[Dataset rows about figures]
━━━

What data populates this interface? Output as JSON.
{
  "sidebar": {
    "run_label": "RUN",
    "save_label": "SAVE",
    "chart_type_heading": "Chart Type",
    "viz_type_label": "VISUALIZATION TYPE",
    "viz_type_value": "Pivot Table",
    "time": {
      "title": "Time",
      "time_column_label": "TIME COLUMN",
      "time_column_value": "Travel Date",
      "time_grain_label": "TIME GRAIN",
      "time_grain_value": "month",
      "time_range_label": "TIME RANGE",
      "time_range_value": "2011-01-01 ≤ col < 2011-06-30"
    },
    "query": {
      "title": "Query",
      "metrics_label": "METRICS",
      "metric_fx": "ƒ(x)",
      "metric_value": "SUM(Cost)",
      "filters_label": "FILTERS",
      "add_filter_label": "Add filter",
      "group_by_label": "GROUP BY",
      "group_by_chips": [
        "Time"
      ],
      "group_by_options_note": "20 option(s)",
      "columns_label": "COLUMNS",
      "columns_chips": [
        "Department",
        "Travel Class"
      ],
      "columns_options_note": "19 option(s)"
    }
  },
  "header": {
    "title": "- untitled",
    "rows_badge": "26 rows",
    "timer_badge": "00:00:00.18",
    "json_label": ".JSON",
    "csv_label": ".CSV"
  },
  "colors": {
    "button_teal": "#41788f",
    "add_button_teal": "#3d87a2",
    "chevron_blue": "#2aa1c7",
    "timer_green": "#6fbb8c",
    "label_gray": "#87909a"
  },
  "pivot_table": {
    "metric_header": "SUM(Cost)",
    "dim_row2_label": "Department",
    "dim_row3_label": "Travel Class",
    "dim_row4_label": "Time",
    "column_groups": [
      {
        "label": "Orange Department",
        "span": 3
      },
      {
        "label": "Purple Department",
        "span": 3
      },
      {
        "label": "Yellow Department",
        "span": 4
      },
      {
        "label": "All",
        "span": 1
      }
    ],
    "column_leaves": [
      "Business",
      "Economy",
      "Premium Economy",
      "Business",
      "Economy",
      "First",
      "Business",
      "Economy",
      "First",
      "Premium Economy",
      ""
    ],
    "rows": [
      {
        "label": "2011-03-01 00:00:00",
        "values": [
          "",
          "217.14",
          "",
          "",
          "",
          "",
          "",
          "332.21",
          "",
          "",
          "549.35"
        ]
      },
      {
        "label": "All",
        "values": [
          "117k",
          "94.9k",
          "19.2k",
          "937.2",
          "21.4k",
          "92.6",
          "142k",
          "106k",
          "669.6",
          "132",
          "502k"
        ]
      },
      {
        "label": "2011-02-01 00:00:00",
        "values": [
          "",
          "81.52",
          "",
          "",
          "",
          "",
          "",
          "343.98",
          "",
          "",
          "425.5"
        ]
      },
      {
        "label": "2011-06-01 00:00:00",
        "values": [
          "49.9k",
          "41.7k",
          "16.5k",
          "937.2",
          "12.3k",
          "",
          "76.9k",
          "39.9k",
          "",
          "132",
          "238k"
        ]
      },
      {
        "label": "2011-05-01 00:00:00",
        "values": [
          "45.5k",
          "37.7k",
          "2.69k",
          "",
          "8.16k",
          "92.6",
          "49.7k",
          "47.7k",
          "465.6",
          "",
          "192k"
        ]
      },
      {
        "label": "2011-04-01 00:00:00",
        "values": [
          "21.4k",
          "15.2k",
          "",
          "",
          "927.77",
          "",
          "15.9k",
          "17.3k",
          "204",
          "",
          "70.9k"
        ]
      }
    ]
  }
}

━━━

◆ Exercise prompt
Could you transcribe the records in full, exactly?

◆ Answer to the exercise
What data populates this interface? Output as JSON.
{
  "sidebar": {
    "run_label": "RUN",
    "save_label": "SAVE",
    "chart_type_heading": "Chart Type",
    "viz_type_label": "VISUALIZATION TYPE",
    "viz_type_value": "Pivot Table",
    "time": {
      "title": "Time",
      "time_column_label": "TIME COLUMN",
      "time_column_value": "Travel Date",
      "time_grain_label": "TIME GRAIN",
      "time_grain_value": "month",
      "time_range_label": "TIME RANGE",
      "time_range_value": "2011-01-01 ≤ col < 2011-06-30"
    },
    "query": {
      "title": "Query",
      "metrics_label": "METRICS",
      "metric_fx": "ƒ(x)",
      "metric_value": "SUM(Cost)",
      "filters_label": "FILTERS",
      "add_filter_label": "Add filter",
      "group_by_label": "GROUP BY",
      "group_by_chips": [
        "Time"
      ],
      "group_by_options_note": "20 option(s)",
      "columns_label": "COLUMNS",
      "columns_chips": [
        "Department",
        "Travel Class"
      ],
      "columns_options_note": "19 option(s)"
    }
  },
  "header": {
    "title": "- untitled",
    "rows_badge": "26 rows",
    "timer_badge": "00:00:00.18",
    "json_label": ".JSON",
    "csv_label": ".CSV"
  },
  "colors": {
    "button_teal": "#41788f",
    "add_button_teal": "#3d87a2",
    "chevron_blue": "#2aa1c7",
    "timer_green": "#6fbb8c",
    "label_gray": "#87909a"
  },
  "pivot_table": {
    "metric_header": "SUM(Cost)",
    "dim_row2_label": "Department",
    "dim_row3_label": "Travel Class",
    "dim_row4_label": "Time",
    "column_groups": [
      {
        "label": "Orange Department",
        "span": 3
      },
      {
        "label": "Purple Department",
        "span": 3
      },
      {
        "label": "Yellow Department",
        "span": 4
      },
      {
        "label": "All",
        "span": 1
      }
    ],
    "column_leaves": [
      "Business",
      "Economy",
      "Premium Economy",
      "Business",
      "Economy",
      "First",
      "Business",
      "Economy",
      "First",
      "Premium Economy",
      ""
    ],
    "rows": [
      {
        "label": "2011-03-01 00:00:00",
        "values": [
          "",
          "217.14",
          "",
          "",
          "",
          "",
          "",
          "332.21",
          "",
          "",
          "549.35"
        ]
      },
      {
        "label": "All",
        "values": [
          "117k",
          "94.9k",
          "19.2k",
          "937.2",
          "21.4k",
          "92.6",
          "142k",
          "106k",
          "669.6",
          "132",
          "502k"
        ]
      },
      {
        "label": "2011-02-01 00:00:00",
        "values": [
          "",
          "81.52",
          "",
          "",
          "",
          "",
          "",
          "343.98",
          "",
          "",
          "425.5"
        ]
      },
      {
        "label": "2011-06-01 00:00:00",
        "values": [
          "49.9k",
          "41.7k",
          "16.5k",
          "937.2",
          "12.3k",
          "",
          "76.9k",
          "39.9k",
          "",
          "132",
          "238k"
        ]
      },
      {
        "label": "2011-05-01 00:00:00",
        "values": [
          "45.5k",
          "37.7k",
          "2.69k",
          "",
          "8.16k",
          "92.6",
          "49.7k",
          "47.7k",
          "465.6",
          "",
          "192k"
        ]
      },
      {
        "label": "2011-04-01 00:00:00",
        "values": [
          "21.4k",
          "15.2k",
          "",
          "",
          "927.77",
          "",
          "15.9k",
          "17.3k",
          "204",
          "",
          "70.9k"
        ]
      }
    ]
  }
}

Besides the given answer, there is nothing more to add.